__TASK INSTRUCTIONS__
Write out the records word for word, with no pictures.

## BEGIN THE DATA

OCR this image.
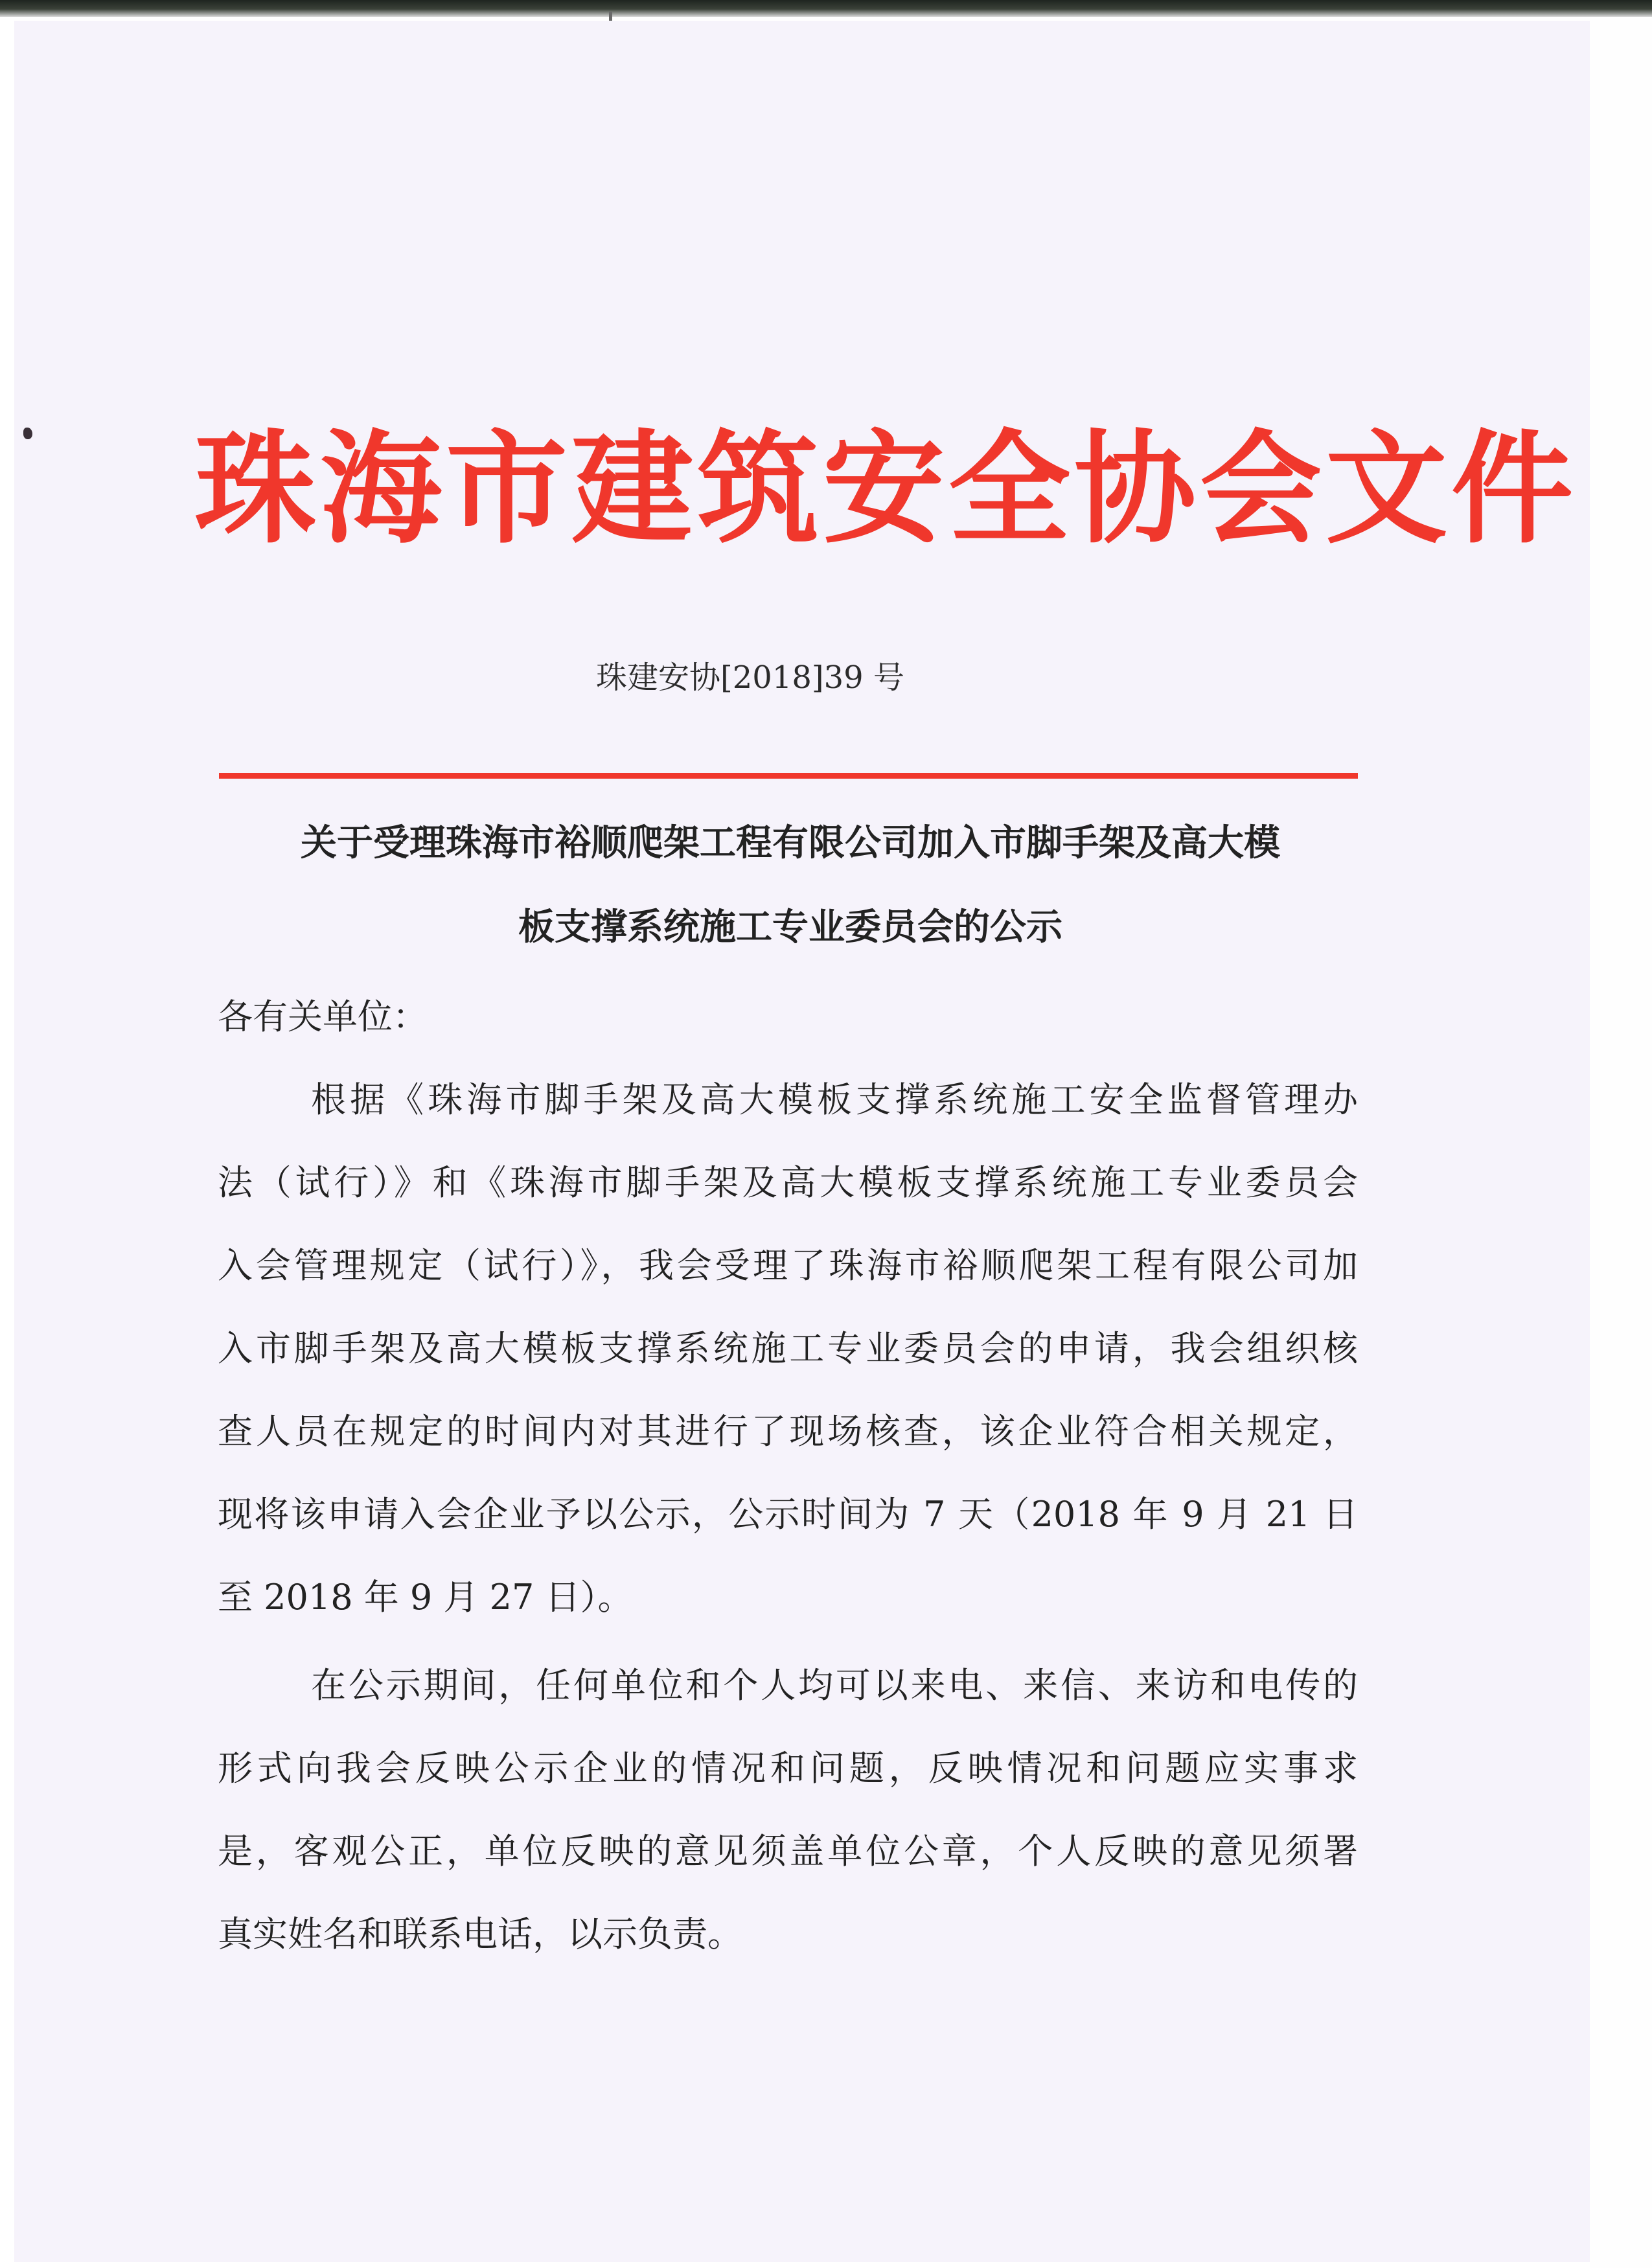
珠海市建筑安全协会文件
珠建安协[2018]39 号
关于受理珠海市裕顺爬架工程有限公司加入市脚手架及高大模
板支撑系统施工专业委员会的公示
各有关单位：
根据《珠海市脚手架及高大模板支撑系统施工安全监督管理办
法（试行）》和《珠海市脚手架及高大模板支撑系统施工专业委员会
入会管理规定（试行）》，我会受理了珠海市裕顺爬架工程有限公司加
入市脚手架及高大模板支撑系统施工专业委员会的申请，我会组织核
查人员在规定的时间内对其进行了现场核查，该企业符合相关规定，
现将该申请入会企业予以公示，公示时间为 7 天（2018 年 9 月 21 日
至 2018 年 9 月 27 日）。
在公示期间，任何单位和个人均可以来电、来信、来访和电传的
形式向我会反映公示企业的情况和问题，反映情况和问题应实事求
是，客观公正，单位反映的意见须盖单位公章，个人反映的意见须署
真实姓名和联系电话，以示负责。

## END THE DATA

__RESULT__
OCR this image.
珠海市建筑安全协会文件
珠建安协[2018]39 号
关于受理珠海市裕顺爬架工程有限公司加入市脚手架及高大模
板支撑系统施工专业委员会的公示
各有关单位：
根据《珠海市脚手架及高大模板支撑系统施工安全监督管理办
法（试行）》和《珠海市脚手架及高大模板支撑系统施工专业委员会
入会管理规定（试行）》，我会受理了珠海市裕顺爬架工程有限公司加
入市脚手架及高大模板支撑系统施工专业委员会的申请，我会组织核
查人员在规定的时间内对其进行了现场核查，该企业符合相关规定，
现将该申请入会企业予以公示，公示时间为 7 天（2018 年 9 月 21 日
至 2018 年 9 月 27 日）。
在公示期间，任何单位和个人均可以来电、来信、来访和电传的
形式向我会反映公示企业的情况和问题，反映情况和问题应实事求
是，客观公正，单位反映的意见须盖单位公章，个人反映的意见须署
真实姓名和联系电话，以示负责。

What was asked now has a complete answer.